GOAL: Consider the records below. How many of their lines include the word "JSON"? State the number and nothing else.
>> Start EXERCISE DATA
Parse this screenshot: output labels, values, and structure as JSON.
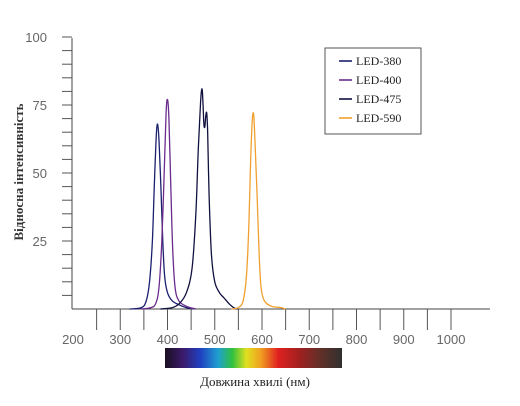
{
  "chart_data": {
    "type": "line",
    "xlabel": "Довжина хвилі (нм)",
    "ylabel": "Відносна інтенсивність",
    "xlim": [
      200,
      1000
    ],
    "ylim": [
      0,
      100
    ],
    "x_ticks": [
      200,
      300,
      400,
      500,
      600,
      700,
      800,
      900,
      1000
    ],
    "y_ticks": [
      25,
      50,
      75,
      100
    ],
    "legend_position": "top-right",
    "grid": false,
    "series": [
      {
        "name": "LED-380",
        "color": "#1a1f6e",
        "points": [
          [
            320,
            0
          ],
          [
            345,
            0.5
          ],
          [
            355,
            3
          ],
          [
            362,
            10
          ],
          [
            368,
            25
          ],
          [
            372,
            45
          ],
          [
            376,
            63
          ],
          [
            379,
            68
          ],
          [
            382,
            62
          ],
          [
            386,
            45
          ],
          [
            390,
            25
          ],
          [
            394,
            12
          ],
          [
            400,
            6
          ],
          [
            410,
            3
          ],
          [
            425,
            1.5
          ],
          [
            440,
            0.5
          ],
          [
            455,
            0
          ]
        ]
      },
      {
        "name": "LED-400",
        "color": "#6a2c8c",
        "points": [
          [
            345,
            0
          ],
          [
            365,
            0.5
          ],
          [
            375,
            2
          ],
          [
            382,
            8
          ],
          [
            388,
            25
          ],
          [
            393,
            50
          ],
          [
            397,
            72
          ],
          [
            400,
            77
          ],
          [
            403,
            70
          ],
          [
            407,
            45
          ],
          [
            411,
            22
          ],
          [
            416,
            8
          ],
          [
            424,
            3
          ],
          [
            440,
            1
          ],
          [
            460,
            0
          ]
        ]
      },
      {
        "name": "LED-475",
        "color": "#111140",
        "points": [
          [
            385,
            0
          ],
          [
            410,
            0.5
          ],
          [
            425,
            2
          ],
          [
            440,
            6
          ],
          [
            452,
            15
          ],
          [
            460,
            35
          ],
          [
            465,
            58
          ],
          [
            470,
            76
          ],
          [
            473,
            81
          ],
          [
            475,
            76
          ],
          [
            477,
            68
          ],
          [
            479,
            67
          ],
          [
            481,
            71
          ],
          [
            483,
            72
          ],
          [
            485,
            65
          ],
          [
            488,
            42
          ],
          [
            493,
            20
          ],
          [
            500,
            10
          ],
          [
            510,
            6
          ],
          [
            520,
            4
          ],
          [
            530,
            2
          ],
          [
            540,
            0.5
          ],
          [
            548,
            0
          ]
        ]
      },
      {
        "name": "LED-590",
        "color": "#f0a030",
        "points": [
          [
            535,
            0
          ],
          [
            550,
            0.5
          ],
          [
            560,
            3
          ],
          [
            567,
            12
          ],
          [
            572,
            30
          ],
          [
            576,
            55
          ],
          [
            579,
            68
          ],
          [
            581,
            72
          ],
          [
            583,
            70
          ],
          [
            586,
            58
          ],
          [
            590,
            40
          ],
          [
            594,
            20
          ],
          [
            598,
            8
          ],
          [
            605,
            3
          ],
          [
            620,
            1
          ],
          [
            640,
            0.5
          ],
          [
            650,
            0
          ]
        ]
      }
    ]
  }
}
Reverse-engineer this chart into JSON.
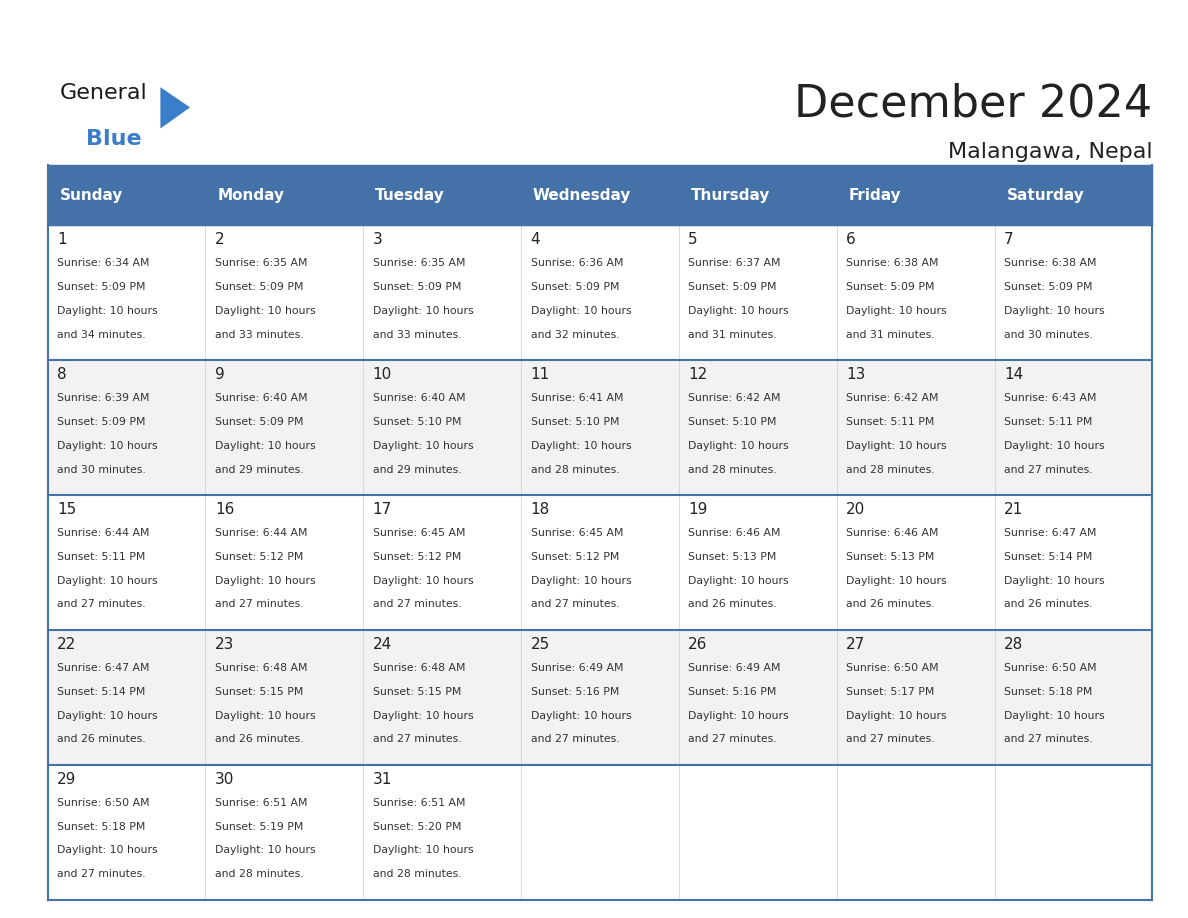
{
  "title": "December 2024",
  "subtitle": "Malangawa, Nepal",
  "header_color": "#4472A8",
  "header_text_color": "#FFFFFF",
  "cell_bg_color": "#FFFFFF",
  "alt_row_bg": "#F2F2F2",
  "border_color": "#4472A8",
  "days_of_week": [
    "Sunday",
    "Monday",
    "Tuesday",
    "Wednesday",
    "Thursday",
    "Friday",
    "Saturday"
  ],
  "text_color": "#333333",
  "day_num_color": "#222222",
  "calendar_data": [
    [
      {
        "day": 1,
        "sunrise": "6:34 AM",
        "sunset": "5:09 PM",
        "daylight_hours": 10,
        "daylight_minutes": 34
      },
      {
        "day": 2,
        "sunrise": "6:35 AM",
        "sunset": "5:09 PM",
        "daylight_hours": 10,
        "daylight_minutes": 33
      },
      {
        "day": 3,
        "sunrise": "6:35 AM",
        "sunset": "5:09 PM",
        "daylight_hours": 10,
        "daylight_minutes": 33
      },
      {
        "day": 4,
        "sunrise": "6:36 AM",
        "sunset": "5:09 PM",
        "daylight_hours": 10,
        "daylight_minutes": 32
      },
      {
        "day": 5,
        "sunrise": "6:37 AM",
        "sunset": "5:09 PM",
        "daylight_hours": 10,
        "daylight_minutes": 31
      },
      {
        "day": 6,
        "sunrise": "6:38 AM",
        "sunset": "5:09 PM",
        "daylight_hours": 10,
        "daylight_minutes": 31
      },
      {
        "day": 7,
        "sunrise": "6:38 AM",
        "sunset": "5:09 PM",
        "daylight_hours": 10,
        "daylight_minutes": 30
      }
    ],
    [
      {
        "day": 8,
        "sunrise": "6:39 AM",
        "sunset": "5:09 PM",
        "daylight_hours": 10,
        "daylight_minutes": 30
      },
      {
        "day": 9,
        "sunrise": "6:40 AM",
        "sunset": "5:09 PM",
        "daylight_hours": 10,
        "daylight_minutes": 29
      },
      {
        "day": 10,
        "sunrise": "6:40 AM",
        "sunset": "5:10 PM",
        "daylight_hours": 10,
        "daylight_minutes": 29
      },
      {
        "day": 11,
        "sunrise": "6:41 AM",
        "sunset": "5:10 PM",
        "daylight_hours": 10,
        "daylight_minutes": 28
      },
      {
        "day": 12,
        "sunrise": "6:42 AM",
        "sunset": "5:10 PM",
        "daylight_hours": 10,
        "daylight_minutes": 28
      },
      {
        "day": 13,
        "sunrise": "6:42 AM",
        "sunset": "5:11 PM",
        "daylight_hours": 10,
        "daylight_minutes": 28
      },
      {
        "day": 14,
        "sunrise": "6:43 AM",
        "sunset": "5:11 PM",
        "daylight_hours": 10,
        "daylight_minutes": 27
      }
    ],
    [
      {
        "day": 15,
        "sunrise": "6:44 AM",
        "sunset": "5:11 PM",
        "daylight_hours": 10,
        "daylight_minutes": 27
      },
      {
        "day": 16,
        "sunrise": "6:44 AM",
        "sunset": "5:12 PM",
        "daylight_hours": 10,
        "daylight_minutes": 27
      },
      {
        "day": 17,
        "sunrise": "6:45 AM",
        "sunset": "5:12 PM",
        "daylight_hours": 10,
        "daylight_minutes": 27
      },
      {
        "day": 18,
        "sunrise": "6:45 AM",
        "sunset": "5:12 PM",
        "daylight_hours": 10,
        "daylight_minutes": 27
      },
      {
        "day": 19,
        "sunrise": "6:46 AM",
        "sunset": "5:13 PM",
        "daylight_hours": 10,
        "daylight_minutes": 26
      },
      {
        "day": 20,
        "sunrise": "6:46 AM",
        "sunset": "5:13 PM",
        "daylight_hours": 10,
        "daylight_minutes": 26
      },
      {
        "day": 21,
        "sunrise": "6:47 AM",
        "sunset": "5:14 PM",
        "daylight_hours": 10,
        "daylight_minutes": 26
      }
    ],
    [
      {
        "day": 22,
        "sunrise": "6:47 AM",
        "sunset": "5:14 PM",
        "daylight_hours": 10,
        "daylight_minutes": 26
      },
      {
        "day": 23,
        "sunrise": "6:48 AM",
        "sunset": "5:15 PM",
        "daylight_hours": 10,
        "daylight_minutes": 26
      },
      {
        "day": 24,
        "sunrise": "6:48 AM",
        "sunset": "5:15 PM",
        "daylight_hours": 10,
        "daylight_minutes": 27
      },
      {
        "day": 25,
        "sunrise": "6:49 AM",
        "sunset": "5:16 PM",
        "daylight_hours": 10,
        "daylight_minutes": 27
      },
      {
        "day": 26,
        "sunrise": "6:49 AM",
        "sunset": "5:16 PM",
        "daylight_hours": 10,
        "daylight_minutes": 27
      },
      {
        "day": 27,
        "sunrise": "6:50 AM",
        "sunset": "5:17 PM",
        "daylight_hours": 10,
        "daylight_minutes": 27
      },
      {
        "day": 28,
        "sunrise": "6:50 AM",
        "sunset": "5:18 PM",
        "daylight_hours": 10,
        "daylight_minutes": 27
      }
    ],
    [
      {
        "day": 29,
        "sunrise": "6:50 AM",
        "sunset": "5:18 PM",
        "daylight_hours": 10,
        "daylight_minutes": 27
      },
      {
        "day": 30,
        "sunrise": "6:51 AM",
        "sunset": "5:19 PM",
        "daylight_hours": 10,
        "daylight_minutes": 28
      },
      {
        "day": 31,
        "sunrise": "6:51 AM",
        "sunset": "5:20 PM",
        "daylight_hours": 10,
        "daylight_minutes": 28
      },
      null,
      null,
      null,
      null
    ]
  ],
  "logo_text_general": "General",
  "logo_text_blue": "Blue",
  "logo_color_general": "#1a1a1a",
  "logo_color_blue": "#3a7dc9",
  "logo_triangle_color": "#3a7dc9"
}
>> End EXERCISE DATA
SOLUTION: 2